(Dataset excerpts)
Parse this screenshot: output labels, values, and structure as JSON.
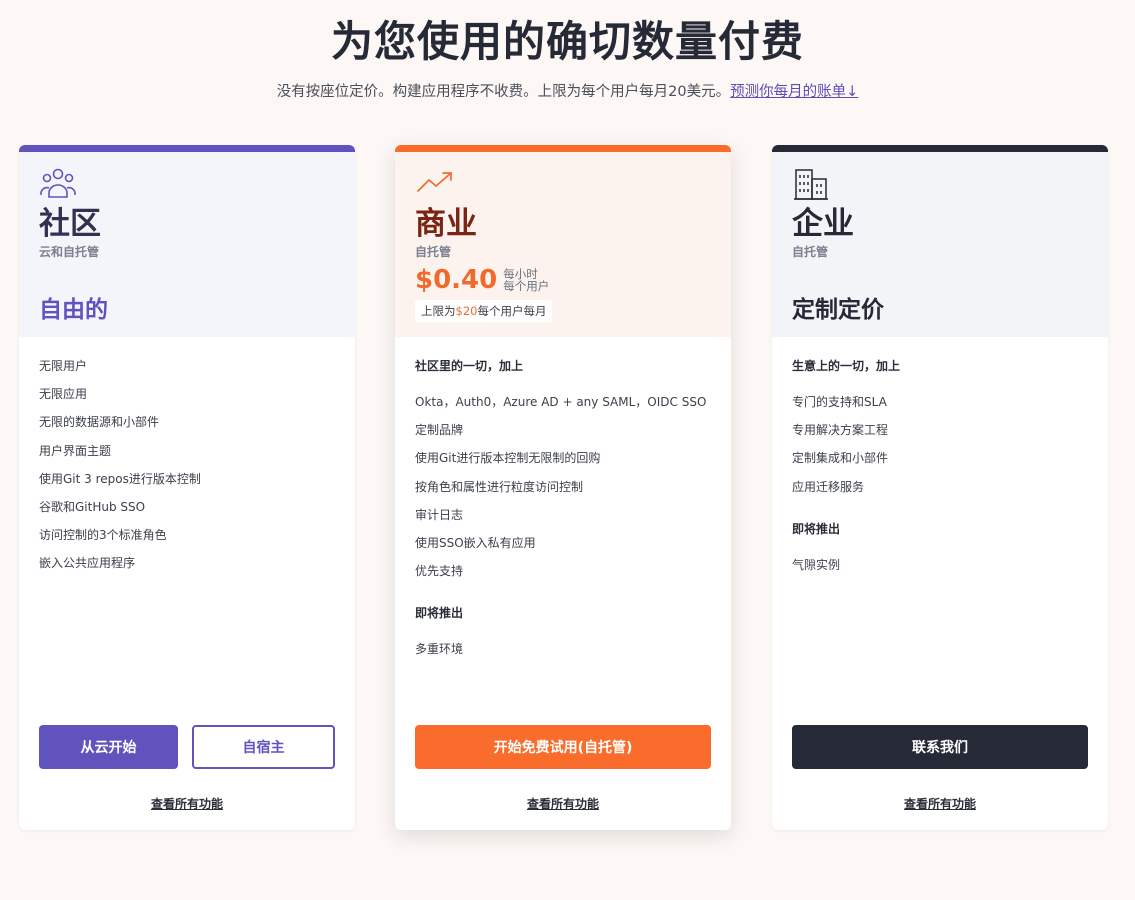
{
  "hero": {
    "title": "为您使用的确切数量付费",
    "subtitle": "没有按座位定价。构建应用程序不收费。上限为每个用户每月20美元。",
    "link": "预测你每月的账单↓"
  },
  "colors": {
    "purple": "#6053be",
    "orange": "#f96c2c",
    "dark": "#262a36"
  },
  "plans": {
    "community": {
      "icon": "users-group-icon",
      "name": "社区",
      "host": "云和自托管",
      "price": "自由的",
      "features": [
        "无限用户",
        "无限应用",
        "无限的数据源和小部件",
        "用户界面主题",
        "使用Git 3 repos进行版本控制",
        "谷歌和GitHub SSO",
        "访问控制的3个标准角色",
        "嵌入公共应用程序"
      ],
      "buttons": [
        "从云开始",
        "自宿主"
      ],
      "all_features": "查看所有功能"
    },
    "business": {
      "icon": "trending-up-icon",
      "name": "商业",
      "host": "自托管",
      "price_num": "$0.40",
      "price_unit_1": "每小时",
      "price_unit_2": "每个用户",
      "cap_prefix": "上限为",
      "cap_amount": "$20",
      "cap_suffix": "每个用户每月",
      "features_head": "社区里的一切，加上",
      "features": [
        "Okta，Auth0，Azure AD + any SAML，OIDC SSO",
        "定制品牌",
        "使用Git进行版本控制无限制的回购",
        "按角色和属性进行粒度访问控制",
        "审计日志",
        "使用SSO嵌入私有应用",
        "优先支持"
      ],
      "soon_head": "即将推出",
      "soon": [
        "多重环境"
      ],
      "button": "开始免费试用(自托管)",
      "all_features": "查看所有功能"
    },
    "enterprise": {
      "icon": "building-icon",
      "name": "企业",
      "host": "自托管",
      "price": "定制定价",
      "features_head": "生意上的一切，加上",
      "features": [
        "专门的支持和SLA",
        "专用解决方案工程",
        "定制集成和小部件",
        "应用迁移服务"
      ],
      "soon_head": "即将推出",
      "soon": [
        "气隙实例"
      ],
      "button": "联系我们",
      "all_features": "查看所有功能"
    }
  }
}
==
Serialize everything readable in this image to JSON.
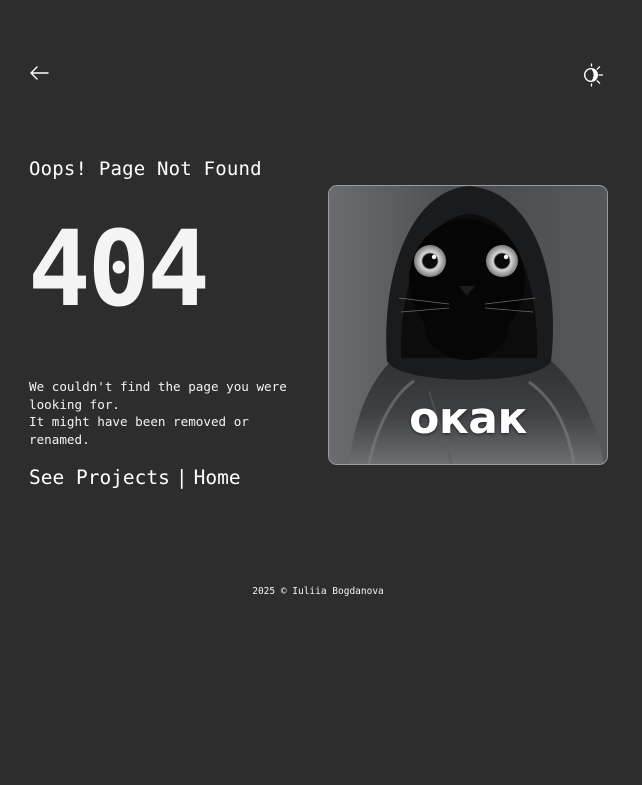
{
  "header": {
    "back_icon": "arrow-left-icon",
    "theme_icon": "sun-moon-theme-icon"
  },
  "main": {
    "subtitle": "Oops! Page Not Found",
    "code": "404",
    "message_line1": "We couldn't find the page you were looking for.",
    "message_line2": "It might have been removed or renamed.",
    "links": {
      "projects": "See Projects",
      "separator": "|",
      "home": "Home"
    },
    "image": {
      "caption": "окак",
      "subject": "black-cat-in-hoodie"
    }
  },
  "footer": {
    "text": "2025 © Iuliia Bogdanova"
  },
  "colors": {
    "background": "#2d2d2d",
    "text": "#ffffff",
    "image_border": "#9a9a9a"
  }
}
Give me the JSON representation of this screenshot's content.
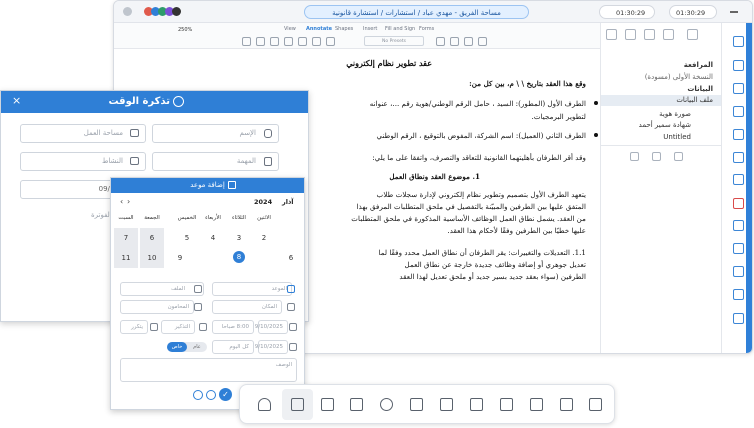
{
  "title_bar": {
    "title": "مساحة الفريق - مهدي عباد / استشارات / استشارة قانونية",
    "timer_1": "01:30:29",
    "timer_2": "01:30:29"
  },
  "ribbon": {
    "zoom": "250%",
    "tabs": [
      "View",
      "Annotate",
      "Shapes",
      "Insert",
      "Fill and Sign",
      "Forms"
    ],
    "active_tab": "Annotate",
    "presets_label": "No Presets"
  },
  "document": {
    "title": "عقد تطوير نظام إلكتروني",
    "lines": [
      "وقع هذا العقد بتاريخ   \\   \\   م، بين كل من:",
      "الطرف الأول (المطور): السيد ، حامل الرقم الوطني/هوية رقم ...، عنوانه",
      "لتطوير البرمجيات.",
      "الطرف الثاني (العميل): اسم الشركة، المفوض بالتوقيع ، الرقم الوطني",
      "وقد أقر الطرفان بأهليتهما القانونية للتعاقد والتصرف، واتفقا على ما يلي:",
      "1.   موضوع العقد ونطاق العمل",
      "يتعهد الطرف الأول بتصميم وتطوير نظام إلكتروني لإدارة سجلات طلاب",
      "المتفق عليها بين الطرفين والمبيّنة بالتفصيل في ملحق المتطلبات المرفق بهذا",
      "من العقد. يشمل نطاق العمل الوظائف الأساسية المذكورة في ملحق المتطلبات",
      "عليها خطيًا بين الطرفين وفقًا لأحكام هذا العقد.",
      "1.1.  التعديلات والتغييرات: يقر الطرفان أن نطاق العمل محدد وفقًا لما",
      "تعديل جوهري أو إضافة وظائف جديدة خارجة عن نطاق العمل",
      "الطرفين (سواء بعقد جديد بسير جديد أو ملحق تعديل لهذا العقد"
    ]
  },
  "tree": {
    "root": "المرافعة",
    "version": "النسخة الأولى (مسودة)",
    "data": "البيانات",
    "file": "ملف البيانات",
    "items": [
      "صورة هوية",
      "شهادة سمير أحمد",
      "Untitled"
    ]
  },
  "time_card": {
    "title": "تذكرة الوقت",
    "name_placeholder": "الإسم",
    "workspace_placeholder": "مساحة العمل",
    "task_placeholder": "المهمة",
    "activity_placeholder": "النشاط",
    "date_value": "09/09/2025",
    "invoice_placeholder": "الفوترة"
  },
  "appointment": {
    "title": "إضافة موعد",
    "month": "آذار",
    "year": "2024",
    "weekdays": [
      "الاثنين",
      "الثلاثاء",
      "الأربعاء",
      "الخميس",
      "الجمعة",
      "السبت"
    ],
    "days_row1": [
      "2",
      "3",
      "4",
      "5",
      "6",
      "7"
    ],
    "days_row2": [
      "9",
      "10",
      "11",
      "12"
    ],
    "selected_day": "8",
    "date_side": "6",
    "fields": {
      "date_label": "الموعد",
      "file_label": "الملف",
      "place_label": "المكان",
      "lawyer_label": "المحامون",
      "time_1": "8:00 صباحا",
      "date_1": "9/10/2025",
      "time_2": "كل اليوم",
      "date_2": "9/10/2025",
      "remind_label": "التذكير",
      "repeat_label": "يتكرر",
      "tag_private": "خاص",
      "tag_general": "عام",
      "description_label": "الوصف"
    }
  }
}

Aim
Scan the material above for the word "icon". Copy each line where it occurs.

Expected answer
      "icon": "users-group-icon",
      "icon": "trending-up-icon",
      "icon": "building-icon",
    "back_icon": "arrow-left-icon",
    "theme_icon": "sun-moon-theme-icon"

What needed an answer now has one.